— begin —

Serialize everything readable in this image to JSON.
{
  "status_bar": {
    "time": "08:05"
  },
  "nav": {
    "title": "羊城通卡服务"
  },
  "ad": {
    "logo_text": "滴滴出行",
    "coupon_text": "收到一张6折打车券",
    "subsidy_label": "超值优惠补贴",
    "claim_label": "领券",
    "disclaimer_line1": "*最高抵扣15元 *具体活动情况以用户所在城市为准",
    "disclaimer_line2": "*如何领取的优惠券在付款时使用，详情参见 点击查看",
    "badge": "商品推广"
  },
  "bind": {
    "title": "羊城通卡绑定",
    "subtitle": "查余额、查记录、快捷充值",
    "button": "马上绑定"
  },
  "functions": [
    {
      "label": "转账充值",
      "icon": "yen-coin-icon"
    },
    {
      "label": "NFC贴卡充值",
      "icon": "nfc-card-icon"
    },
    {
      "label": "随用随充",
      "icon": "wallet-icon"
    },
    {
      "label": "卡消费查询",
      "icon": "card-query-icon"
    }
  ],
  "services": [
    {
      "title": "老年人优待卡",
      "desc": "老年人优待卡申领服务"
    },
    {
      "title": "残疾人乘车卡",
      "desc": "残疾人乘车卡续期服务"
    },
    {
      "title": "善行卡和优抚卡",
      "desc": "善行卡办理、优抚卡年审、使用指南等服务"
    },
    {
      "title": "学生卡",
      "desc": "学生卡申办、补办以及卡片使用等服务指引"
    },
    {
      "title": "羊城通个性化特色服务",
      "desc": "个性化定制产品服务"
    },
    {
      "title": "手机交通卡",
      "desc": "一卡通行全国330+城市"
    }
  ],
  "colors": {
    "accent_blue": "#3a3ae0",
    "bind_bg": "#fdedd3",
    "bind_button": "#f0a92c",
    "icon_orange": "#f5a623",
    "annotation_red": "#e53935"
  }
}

— end —

Look through the entries above and report the number of lines that contain "desc". Write only the number.

6